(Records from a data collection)

== == ==

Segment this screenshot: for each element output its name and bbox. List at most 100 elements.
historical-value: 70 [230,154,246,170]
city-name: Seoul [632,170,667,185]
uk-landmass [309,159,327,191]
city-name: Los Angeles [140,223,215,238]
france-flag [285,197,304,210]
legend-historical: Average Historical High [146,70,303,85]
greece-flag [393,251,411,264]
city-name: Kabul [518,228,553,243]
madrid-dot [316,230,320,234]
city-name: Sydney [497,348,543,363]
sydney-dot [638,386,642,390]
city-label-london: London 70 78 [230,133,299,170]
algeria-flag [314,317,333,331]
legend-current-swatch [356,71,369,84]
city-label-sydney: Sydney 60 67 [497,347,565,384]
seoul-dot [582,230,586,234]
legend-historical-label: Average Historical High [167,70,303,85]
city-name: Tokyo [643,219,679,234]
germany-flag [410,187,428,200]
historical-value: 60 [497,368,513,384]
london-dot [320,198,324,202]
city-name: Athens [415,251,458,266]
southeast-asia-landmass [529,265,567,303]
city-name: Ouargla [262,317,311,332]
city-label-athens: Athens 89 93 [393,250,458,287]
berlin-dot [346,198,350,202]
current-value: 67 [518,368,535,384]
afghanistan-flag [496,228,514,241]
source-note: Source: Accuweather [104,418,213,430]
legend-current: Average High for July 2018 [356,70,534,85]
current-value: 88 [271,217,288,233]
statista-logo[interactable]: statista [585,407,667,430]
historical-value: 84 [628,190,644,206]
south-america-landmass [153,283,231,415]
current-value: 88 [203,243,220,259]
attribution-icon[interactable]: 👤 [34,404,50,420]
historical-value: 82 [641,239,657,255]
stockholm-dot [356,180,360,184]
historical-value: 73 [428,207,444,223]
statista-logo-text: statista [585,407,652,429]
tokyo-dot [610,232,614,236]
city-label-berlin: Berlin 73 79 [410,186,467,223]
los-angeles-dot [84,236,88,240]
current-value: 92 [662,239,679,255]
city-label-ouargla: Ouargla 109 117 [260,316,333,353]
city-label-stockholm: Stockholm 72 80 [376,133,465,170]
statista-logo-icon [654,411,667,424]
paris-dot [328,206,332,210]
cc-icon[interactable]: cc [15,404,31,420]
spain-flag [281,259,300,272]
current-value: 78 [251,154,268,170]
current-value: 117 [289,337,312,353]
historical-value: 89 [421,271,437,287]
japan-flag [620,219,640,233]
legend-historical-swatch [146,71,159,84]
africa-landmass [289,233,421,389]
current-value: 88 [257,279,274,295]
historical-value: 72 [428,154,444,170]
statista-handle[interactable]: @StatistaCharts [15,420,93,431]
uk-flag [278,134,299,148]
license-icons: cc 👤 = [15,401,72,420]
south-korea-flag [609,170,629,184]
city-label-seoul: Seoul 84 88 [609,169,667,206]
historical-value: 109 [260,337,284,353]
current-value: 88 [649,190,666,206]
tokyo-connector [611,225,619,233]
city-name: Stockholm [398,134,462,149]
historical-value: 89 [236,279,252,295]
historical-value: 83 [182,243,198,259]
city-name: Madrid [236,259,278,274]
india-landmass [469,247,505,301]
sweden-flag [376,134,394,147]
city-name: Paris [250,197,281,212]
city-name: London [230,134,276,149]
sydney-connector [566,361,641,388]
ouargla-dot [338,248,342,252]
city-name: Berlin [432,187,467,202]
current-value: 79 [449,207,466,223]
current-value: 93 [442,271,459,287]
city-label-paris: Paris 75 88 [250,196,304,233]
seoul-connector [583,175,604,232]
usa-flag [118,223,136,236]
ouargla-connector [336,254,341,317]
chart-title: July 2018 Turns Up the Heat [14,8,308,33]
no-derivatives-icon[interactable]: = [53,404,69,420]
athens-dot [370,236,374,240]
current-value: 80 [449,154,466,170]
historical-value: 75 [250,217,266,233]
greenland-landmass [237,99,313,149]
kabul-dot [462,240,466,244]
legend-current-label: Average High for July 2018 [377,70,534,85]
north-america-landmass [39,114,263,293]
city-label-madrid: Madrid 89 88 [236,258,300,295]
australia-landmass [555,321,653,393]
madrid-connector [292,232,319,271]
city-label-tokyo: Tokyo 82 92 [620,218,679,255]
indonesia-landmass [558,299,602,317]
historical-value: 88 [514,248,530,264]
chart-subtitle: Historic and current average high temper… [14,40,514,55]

== == ==

## [DIRECTION]
Return every line of the material from its first line through the line containing "london-dot [320,198,324,202]", inclusive, without changing anything.

## [IN RESPONSE]
Segment this screenshot: for each element output its name and bbox. List at most 100 elements.
historical-value: 70 [230,154,246,170]
city-name: Seoul [632,170,667,185]
uk-landmass [309,159,327,191]
city-name: Los Angeles [140,223,215,238]
france-flag [285,197,304,210]
legend-historical: Average Historical High [146,70,303,85]
greece-flag [393,251,411,264]
city-name: Kabul [518,228,553,243]
madrid-dot [316,230,320,234]
city-name: Sydney [497,348,543,363]
sydney-dot [638,386,642,390]
city-label-london: London 70 78 [230,133,299,170]
algeria-flag [314,317,333,331]
legend-current-swatch [356,71,369,84]
city-label-sydney: Sydney 60 67 [497,347,565,384]
seoul-dot [582,230,586,234]
legend-historical-label: Average Historical High [167,70,303,85]
city-name: Tokyo [643,219,679,234]
germany-flag [410,187,428,200]
historical-value: 60 [497,368,513,384]
london-dot [320,198,324,202]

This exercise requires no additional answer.